— Written request —
From the entries below, copy every line that holds the word "name".

------------------------------------------------------------------------

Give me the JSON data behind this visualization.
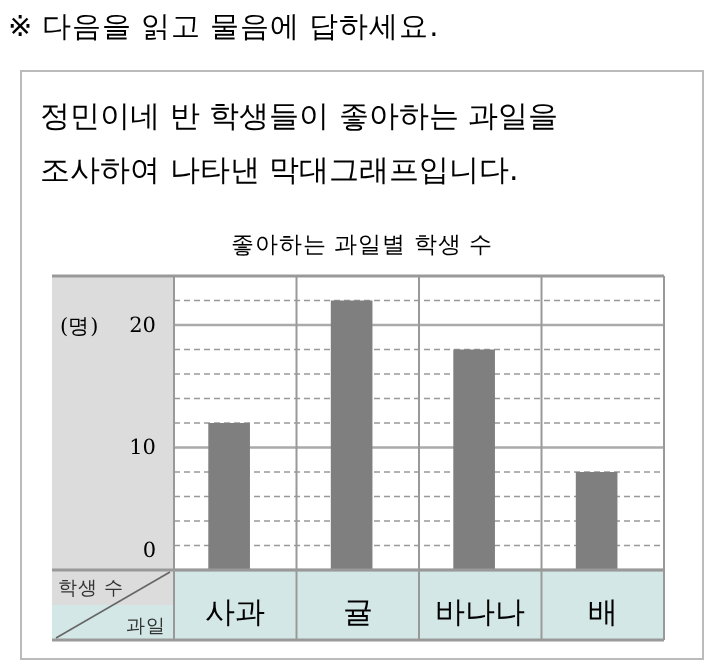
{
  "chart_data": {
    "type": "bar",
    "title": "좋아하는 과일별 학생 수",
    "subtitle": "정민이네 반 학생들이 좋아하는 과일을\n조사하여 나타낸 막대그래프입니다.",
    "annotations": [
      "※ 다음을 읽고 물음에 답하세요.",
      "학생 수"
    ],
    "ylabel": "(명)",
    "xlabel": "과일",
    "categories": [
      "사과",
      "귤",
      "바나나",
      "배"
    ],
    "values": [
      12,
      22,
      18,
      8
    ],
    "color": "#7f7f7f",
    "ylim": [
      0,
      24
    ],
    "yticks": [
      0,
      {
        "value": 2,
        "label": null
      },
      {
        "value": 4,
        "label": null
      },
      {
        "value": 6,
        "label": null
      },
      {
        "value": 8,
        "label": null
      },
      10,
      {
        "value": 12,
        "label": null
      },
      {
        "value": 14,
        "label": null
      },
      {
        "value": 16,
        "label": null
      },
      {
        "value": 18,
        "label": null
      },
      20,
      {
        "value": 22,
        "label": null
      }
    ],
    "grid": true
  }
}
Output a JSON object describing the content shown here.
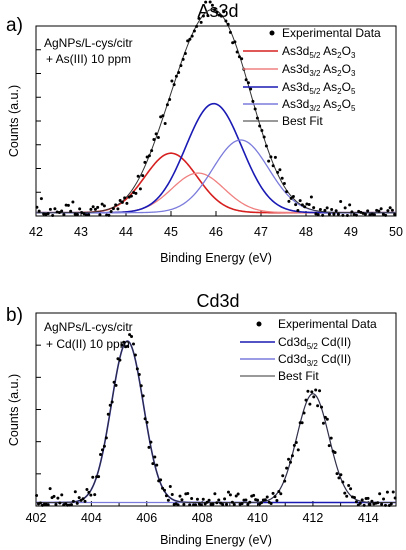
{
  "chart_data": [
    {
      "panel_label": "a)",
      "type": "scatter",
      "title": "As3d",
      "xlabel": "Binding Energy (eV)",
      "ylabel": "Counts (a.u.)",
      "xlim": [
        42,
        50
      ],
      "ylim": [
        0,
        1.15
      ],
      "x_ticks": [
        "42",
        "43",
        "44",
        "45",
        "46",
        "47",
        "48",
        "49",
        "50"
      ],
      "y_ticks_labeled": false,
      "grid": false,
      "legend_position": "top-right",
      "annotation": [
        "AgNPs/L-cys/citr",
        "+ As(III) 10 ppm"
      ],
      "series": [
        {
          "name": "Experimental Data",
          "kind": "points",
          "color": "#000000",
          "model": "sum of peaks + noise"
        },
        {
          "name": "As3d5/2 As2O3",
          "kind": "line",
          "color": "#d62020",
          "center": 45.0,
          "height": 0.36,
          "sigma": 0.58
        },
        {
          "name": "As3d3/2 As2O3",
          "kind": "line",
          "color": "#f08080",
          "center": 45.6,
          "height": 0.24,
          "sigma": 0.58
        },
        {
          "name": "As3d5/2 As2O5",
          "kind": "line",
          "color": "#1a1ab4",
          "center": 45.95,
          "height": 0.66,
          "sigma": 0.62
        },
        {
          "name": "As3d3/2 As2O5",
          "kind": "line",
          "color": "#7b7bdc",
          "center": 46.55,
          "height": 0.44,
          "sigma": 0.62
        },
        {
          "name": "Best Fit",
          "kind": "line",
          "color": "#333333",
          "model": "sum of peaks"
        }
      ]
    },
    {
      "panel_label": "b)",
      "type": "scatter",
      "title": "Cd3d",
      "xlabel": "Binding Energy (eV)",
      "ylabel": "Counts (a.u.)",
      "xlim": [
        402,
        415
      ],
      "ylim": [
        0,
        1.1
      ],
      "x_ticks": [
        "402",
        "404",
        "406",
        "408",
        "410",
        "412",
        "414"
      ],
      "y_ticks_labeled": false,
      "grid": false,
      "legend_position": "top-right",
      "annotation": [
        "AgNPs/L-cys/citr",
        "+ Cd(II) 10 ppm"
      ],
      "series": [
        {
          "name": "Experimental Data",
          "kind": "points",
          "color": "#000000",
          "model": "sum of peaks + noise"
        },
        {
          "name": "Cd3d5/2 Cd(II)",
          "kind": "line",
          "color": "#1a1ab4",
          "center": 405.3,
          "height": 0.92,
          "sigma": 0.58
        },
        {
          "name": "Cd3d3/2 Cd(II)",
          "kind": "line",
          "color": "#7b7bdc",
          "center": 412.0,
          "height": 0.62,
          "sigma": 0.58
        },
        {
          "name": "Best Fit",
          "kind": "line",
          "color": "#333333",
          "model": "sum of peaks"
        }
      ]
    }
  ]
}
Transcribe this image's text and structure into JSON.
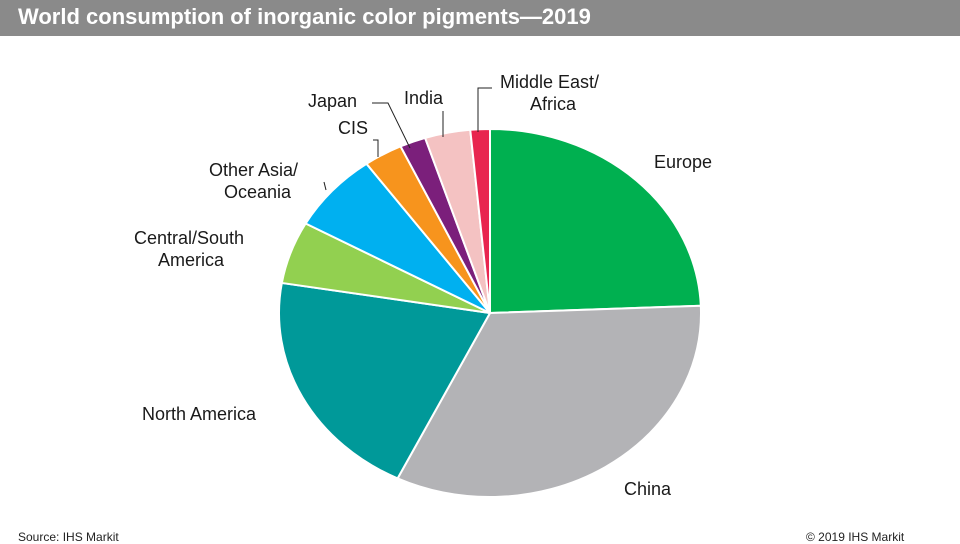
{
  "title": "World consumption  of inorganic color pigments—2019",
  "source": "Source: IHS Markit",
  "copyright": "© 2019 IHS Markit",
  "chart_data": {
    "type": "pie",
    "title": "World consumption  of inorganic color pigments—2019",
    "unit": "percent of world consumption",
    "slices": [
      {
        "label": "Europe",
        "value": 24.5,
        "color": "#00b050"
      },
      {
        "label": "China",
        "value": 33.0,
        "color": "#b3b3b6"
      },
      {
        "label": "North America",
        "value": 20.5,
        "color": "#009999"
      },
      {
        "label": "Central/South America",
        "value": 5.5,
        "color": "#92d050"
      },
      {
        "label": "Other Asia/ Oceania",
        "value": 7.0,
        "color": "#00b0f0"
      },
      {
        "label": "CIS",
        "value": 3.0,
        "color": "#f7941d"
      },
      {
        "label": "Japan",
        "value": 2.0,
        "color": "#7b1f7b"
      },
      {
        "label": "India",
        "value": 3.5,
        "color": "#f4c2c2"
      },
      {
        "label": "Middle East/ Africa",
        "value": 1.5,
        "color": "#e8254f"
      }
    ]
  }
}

------------------------------------------------------------------------

— The reply —
          "name": "Experimental Data",
          "name": "As3d5/2 As2O3",
          "name": "As3d3/2 As2O3",
          "name": "As3d5/2 As2O5",
          "name": "As3d3/2 As2O5",
          "name": "Best Fit",
          "name": "Experimental Data",
          "name": "Cd3d5/2 Cd(II)",
          "name": "Cd3d3/2 Cd(II)",
          "name": "Best Fit",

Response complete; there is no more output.